- [Collected data]
══════════

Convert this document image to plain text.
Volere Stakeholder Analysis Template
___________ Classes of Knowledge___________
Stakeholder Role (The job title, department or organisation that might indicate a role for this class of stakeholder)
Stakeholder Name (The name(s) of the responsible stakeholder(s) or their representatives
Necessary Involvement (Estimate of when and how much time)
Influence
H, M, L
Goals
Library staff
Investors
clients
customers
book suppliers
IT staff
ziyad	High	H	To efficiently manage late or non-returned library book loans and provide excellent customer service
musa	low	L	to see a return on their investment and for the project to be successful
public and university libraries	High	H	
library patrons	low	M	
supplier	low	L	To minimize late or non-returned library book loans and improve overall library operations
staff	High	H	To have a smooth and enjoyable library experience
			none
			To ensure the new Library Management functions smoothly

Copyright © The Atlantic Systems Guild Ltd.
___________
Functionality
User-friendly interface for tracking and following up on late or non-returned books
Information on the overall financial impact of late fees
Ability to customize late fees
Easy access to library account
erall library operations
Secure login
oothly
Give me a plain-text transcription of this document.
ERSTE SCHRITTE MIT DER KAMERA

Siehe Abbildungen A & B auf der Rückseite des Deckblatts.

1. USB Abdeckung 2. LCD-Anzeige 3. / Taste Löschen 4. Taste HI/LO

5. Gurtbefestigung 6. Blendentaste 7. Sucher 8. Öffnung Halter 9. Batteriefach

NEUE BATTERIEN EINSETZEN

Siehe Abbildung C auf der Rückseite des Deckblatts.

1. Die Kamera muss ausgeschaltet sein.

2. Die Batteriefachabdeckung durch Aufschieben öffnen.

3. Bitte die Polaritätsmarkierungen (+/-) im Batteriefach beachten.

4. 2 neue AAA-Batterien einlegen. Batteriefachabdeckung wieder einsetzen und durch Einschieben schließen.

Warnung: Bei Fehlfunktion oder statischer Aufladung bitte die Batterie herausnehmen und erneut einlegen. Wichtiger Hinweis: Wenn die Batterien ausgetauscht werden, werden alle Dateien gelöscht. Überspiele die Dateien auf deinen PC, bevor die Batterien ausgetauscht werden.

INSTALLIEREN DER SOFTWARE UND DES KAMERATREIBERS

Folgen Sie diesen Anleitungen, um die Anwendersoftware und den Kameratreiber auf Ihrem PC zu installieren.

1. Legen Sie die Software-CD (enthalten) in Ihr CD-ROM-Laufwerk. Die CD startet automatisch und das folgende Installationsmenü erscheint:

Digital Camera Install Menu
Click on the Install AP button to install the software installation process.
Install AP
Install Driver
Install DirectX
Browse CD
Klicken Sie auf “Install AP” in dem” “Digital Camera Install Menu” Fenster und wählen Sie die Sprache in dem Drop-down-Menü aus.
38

══════════

- [WHAT THE EXERCISE ASKS] Exactly reproduce the material above.

- [THE RESULT]
Convert this document image to plain text.
Volere Stakeholder Analysis Template
___________ Classes of Knowledge___________
Stakeholder Role (The job title, department or organisation that might indicate a role for this class of stakeholder)
Stakeholder Name (The name(s) of the responsible stakeholder(s) or their representatives
Necessary Involvement (Estimate of when and how much time)
Influence
H, M, L
Goals
Library staff
Investors
clients
customers
book suppliers
IT staff
ziyad	High	H	To efficiently manage late or non-returned library book loans and provide excellent customer service
musa	low	L	to see a return on their investment and for the project to be successful
public and university libraries	High	H	
library patrons	low	M	
supplier	low	L	To minimize late or non-returned library book loans and improve overall library operations
staff	High	H	To have a smooth and enjoyable library experience
			none
			To ensure the new Library Management functions smoothly

Copyright © The Atlantic Systems Guild Ltd.
___________
Functionality
User-friendly interface for tracking and following up on late or non-returned books
Information on the overall financial impact of late fees
Ability to customize late fees
Easy access to library account
erall library operations
Secure login
oothly
Give me a plain-text transcription of this document.
ERSTE SCHRITTE MIT DER KAMERA

Siehe Abbildungen A & B auf der Rückseite des Deckblatts.

1. USB Abdeckung 2. LCD-Anzeige 3. / Taste Löschen 4. Taste HI/LO

5. Gurtbefestigung 6. Blendentaste 7. Sucher 8. Öffnung Halter 9. Batteriefach

NEUE BATTERIEN EINSETZEN

Siehe Abbildung C auf der Rückseite des Deckblatts.

1. Die Kamera muss ausgeschaltet sein.

2. Die Batteriefachabdeckung durch Aufschieben öffnen.

3. Bitte die Polaritätsmarkierungen (+/-) im Batteriefach beachten.

4. 2 neue AAA-Batterien einlegen. Batteriefachabdeckung wieder einsetzen und durch Einschieben schließen.

Warnung: Bei Fehlfunktion oder statischer Aufladung bitte die Batterie herausnehmen und erneut einlegen. Wichtiger Hinweis: Wenn die Batterien ausgetauscht werden, werden alle Dateien gelöscht. Überspiele die Dateien auf deinen PC, bevor die Batterien ausgetauscht werden.

INSTALLIEREN DER SOFTWARE UND DES KAMERATREIBERS

Folgen Sie diesen Anleitungen, um die Anwendersoftware und den Kameratreiber auf Ihrem PC zu installieren.

1. Legen Sie die Software-CD (enthalten) in Ihr CD-ROM-Laufwerk. Die CD startet automatisch und das folgende Installationsmenü erscheint:

Digital Camera Install Menu
Click on the Install AP button to install the software installation process.
Install AP
Install Driver
Install DirectX
Browse CD
Klicken Sie auf “Install AP” in dem” “Digital Camera Install Menu” Fenster und wählen Sie die Sprache in dem Drop-down-Menü aus.
38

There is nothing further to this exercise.